### Source text

:::

The “gamma trap” is a bit complicated to explain, but just keep in mind that gamma refers to the speed at which the price of an option changes. The Wall Street Journal had an interesting article about it yesterday that’s worth a look because it describes pretty well a pattern going on in the markets. 

It wouldn’t be all that surprising to see these big moves get more frequent in the next week or two when earnings season starts and the major banks begin reporting their numbers.


Figure 1: RUNNING IN PLACE: The Cboe Volatility Index, or VIX (candlestick) was all over the place earlier this year. That’s changed over the last month, as this chart shows, with VIX staying mainly between 14 and 16.5, a relatively narrow range by historic standards. Data Source: Cboe Global Markets. Chart source: The thinkorswim® platform from TD Ameritrade. For illustrative purposes only. Past performance does not guarantee future results.

Earnings Slowdown Still Seen: With less than a week until earning season hits in a major way, the tidings from forecasting firms aren’t improving. S&P 500 earnings for Q2 are expected to fall 2.6%, FactSet said this week. Research firm CFRA sees a 1.7% decline. That comes after Q1 earnings also fell year-over-year, according to FactSet, setting up a possible “earnings recession” in which the bottom line falls for U.S. companies two quarters in a row, something we haven’t seen in three years. Projected Q2 S&P 500 revenue looks a little more positive, but still doesn’t show much life at an expected growth of 3.8%, FactSet forecasts. 

Price Check: Even as Fed Chair Powell comes to Capitol Hill this week to update Congress on issues like economic growth and inflation, the government is scheduled to deliver some key inflation data that might help shape the Fed’s thinking. It starts tomorrow morning with the Consumer Price Index (CPI) for June. In May, CPI barely budged, rising just 0.1% both for the headline and the core CPI (which strips out volatile energy and food costs). This time around, analysts expect a flat headline CPI and 0.2% growth in core CPI, according to Briefing.com.

:::

### What you have to do
Quote the market commentary word for word from "Earnings Slowdown Still" to "3.8%, FactSet forecasts.".

(Document structure recognition data)
:::

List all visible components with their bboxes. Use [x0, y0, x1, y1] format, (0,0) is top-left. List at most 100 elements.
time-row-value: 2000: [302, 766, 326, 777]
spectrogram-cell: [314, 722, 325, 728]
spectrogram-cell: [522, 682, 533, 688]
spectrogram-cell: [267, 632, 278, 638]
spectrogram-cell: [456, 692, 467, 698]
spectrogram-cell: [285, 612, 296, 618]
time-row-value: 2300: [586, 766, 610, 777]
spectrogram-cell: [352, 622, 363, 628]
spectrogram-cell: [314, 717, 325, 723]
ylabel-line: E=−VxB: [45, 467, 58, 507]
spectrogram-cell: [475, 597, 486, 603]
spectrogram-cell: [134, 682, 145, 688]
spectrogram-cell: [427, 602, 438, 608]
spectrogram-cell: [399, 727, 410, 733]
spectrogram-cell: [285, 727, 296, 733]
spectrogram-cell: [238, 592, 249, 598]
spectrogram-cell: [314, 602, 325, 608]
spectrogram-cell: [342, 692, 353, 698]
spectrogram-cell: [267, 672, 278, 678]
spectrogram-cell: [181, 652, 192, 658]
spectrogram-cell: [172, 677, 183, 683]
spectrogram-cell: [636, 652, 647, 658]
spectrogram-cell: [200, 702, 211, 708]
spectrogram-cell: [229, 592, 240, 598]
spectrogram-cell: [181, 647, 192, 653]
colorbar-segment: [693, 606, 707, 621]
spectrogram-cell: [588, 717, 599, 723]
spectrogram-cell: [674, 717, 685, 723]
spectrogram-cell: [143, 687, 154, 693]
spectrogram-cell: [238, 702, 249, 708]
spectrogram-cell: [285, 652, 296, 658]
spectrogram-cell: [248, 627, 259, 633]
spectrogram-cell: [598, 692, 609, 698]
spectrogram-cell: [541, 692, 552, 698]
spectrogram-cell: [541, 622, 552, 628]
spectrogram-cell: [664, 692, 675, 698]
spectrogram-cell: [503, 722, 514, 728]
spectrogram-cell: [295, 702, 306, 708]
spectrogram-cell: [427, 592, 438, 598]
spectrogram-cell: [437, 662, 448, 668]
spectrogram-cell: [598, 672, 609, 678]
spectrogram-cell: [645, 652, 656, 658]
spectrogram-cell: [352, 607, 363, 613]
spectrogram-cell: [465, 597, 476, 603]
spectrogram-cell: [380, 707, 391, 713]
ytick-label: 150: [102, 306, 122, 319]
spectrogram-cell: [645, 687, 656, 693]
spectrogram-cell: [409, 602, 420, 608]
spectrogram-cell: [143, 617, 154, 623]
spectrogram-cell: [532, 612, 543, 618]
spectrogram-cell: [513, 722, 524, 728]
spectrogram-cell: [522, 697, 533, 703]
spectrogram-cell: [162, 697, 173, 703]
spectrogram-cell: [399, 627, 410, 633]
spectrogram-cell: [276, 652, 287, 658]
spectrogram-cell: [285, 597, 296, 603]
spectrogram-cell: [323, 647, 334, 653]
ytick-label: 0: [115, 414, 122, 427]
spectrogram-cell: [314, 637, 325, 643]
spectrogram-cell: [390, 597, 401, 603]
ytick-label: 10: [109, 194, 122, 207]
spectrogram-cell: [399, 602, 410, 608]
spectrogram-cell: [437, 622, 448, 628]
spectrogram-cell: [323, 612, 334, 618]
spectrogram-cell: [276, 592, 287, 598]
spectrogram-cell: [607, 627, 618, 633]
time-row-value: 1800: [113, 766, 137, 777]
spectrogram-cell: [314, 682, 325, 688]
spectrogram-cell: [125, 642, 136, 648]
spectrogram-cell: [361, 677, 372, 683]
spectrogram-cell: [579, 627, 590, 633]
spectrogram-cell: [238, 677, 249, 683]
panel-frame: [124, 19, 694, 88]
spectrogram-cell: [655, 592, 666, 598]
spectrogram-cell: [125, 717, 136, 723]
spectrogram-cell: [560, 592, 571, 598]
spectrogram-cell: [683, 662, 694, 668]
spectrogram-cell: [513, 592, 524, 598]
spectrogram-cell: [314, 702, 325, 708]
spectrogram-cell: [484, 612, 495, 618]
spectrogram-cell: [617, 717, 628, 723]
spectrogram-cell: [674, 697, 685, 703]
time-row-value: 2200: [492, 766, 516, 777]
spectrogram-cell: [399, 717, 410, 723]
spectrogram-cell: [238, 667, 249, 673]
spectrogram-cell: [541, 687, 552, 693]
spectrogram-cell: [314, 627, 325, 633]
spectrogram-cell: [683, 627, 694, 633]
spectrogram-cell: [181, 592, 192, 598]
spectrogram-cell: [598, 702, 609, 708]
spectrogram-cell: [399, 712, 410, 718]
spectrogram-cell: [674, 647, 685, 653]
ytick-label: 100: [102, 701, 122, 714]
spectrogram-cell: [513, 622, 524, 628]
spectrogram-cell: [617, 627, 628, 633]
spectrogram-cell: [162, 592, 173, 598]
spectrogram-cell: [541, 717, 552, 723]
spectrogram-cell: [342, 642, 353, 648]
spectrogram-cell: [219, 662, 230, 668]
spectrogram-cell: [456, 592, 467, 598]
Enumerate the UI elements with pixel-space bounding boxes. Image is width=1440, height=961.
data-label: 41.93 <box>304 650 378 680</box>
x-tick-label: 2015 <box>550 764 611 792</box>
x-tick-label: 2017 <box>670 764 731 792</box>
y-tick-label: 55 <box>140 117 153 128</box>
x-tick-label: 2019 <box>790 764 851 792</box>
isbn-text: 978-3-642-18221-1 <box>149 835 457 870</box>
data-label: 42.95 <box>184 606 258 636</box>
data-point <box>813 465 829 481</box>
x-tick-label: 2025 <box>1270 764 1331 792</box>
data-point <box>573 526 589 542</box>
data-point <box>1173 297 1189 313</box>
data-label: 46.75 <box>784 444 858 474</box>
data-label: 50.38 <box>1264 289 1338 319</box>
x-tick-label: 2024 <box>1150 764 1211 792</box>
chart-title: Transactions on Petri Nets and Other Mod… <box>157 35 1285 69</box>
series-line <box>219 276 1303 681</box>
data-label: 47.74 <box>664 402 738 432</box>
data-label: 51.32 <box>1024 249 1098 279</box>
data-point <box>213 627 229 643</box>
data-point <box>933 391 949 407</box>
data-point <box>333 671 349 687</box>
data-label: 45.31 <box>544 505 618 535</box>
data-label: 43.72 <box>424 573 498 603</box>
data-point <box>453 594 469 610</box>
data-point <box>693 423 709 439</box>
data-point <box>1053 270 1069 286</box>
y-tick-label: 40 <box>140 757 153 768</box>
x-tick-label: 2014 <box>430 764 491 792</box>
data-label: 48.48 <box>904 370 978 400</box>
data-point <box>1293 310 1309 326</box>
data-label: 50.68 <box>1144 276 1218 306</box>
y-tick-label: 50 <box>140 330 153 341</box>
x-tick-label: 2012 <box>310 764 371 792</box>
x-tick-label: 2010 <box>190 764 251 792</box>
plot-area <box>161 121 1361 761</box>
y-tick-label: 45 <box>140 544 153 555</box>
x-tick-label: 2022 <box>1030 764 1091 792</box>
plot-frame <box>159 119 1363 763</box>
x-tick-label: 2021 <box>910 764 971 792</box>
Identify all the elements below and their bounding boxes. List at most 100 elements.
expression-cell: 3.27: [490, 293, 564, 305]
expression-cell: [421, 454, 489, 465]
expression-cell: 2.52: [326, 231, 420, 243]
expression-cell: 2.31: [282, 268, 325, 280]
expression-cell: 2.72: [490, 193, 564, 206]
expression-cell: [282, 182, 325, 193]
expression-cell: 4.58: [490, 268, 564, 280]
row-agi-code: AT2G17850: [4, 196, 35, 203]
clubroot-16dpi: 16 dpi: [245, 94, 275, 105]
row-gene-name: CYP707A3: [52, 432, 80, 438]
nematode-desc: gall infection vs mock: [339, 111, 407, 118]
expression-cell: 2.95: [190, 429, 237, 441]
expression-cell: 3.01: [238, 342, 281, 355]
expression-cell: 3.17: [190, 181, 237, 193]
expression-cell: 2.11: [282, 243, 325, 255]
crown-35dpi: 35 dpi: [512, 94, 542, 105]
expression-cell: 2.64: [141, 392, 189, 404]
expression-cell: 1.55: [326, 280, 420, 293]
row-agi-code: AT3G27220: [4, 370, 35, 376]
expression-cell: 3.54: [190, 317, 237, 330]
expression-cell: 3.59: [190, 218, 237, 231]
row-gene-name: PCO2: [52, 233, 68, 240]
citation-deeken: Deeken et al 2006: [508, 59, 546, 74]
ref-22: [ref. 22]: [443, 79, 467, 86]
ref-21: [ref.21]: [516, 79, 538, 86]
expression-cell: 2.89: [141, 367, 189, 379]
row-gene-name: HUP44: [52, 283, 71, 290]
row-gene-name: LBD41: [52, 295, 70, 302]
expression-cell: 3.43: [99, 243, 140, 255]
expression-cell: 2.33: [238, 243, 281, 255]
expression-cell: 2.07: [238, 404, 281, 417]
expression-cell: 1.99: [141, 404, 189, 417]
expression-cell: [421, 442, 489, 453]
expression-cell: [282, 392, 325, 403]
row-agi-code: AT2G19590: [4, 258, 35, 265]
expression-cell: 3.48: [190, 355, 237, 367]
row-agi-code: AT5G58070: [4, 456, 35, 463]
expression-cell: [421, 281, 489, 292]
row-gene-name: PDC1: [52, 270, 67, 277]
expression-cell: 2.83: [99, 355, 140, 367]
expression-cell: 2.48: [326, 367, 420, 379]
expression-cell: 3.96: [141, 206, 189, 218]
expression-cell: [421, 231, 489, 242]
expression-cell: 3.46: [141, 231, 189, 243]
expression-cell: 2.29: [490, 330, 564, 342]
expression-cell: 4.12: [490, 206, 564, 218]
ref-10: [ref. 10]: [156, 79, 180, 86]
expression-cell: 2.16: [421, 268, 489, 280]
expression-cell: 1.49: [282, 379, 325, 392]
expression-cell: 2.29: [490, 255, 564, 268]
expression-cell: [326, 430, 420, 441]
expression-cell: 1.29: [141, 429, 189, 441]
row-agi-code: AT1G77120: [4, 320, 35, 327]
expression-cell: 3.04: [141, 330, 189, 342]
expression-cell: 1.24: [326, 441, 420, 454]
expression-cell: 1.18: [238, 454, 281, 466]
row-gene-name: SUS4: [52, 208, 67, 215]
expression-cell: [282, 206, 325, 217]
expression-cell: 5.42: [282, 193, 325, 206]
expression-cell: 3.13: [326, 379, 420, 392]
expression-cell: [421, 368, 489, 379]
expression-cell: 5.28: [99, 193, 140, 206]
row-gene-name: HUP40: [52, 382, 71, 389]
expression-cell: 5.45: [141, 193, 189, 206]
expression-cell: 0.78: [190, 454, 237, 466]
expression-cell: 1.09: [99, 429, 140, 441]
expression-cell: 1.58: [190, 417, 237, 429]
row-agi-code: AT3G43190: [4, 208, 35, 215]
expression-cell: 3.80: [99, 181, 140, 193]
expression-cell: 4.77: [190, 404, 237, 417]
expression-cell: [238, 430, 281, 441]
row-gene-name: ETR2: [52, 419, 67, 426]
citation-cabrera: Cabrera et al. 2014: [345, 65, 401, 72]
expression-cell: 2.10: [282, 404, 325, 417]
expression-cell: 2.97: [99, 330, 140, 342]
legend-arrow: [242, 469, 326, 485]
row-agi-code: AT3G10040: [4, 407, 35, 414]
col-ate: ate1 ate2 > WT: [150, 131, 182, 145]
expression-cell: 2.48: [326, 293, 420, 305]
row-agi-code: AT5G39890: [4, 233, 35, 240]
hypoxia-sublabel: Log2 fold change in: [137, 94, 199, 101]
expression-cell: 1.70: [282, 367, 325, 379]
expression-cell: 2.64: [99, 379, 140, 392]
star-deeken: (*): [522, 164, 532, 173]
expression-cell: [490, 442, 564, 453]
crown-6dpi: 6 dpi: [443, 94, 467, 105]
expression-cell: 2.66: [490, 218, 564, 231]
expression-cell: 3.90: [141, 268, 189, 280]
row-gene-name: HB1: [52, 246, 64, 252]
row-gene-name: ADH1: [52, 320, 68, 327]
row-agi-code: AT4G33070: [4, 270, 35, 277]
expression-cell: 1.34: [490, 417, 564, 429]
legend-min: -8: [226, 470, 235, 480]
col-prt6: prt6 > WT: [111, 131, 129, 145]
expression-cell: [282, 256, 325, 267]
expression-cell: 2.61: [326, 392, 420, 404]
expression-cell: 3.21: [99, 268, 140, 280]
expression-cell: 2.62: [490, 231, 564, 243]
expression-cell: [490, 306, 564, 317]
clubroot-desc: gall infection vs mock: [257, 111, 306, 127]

:::

### Written response
Earnings Slowdown Still Seen: With less than a week until earning season hits in a major way, the tidings from forecasting firms aren’t improving. S&P 500 earnings for Q2 are expected to fall 2.6%, FactSet said this week. Research firm CFRA sees a 1.7% decline. That comes after Q1 earnings also fell year-over-year, according to FactSet, setting up a possible “earnings recession” in which the bottom line falls for U.S. companies two quarters in a row, something we haven’t seen in three years. Projected Q2 S&P 500 revenue looks a little more positive, but still doesn’t show much life at an expected growth of 3.8%, FactSet forecasts.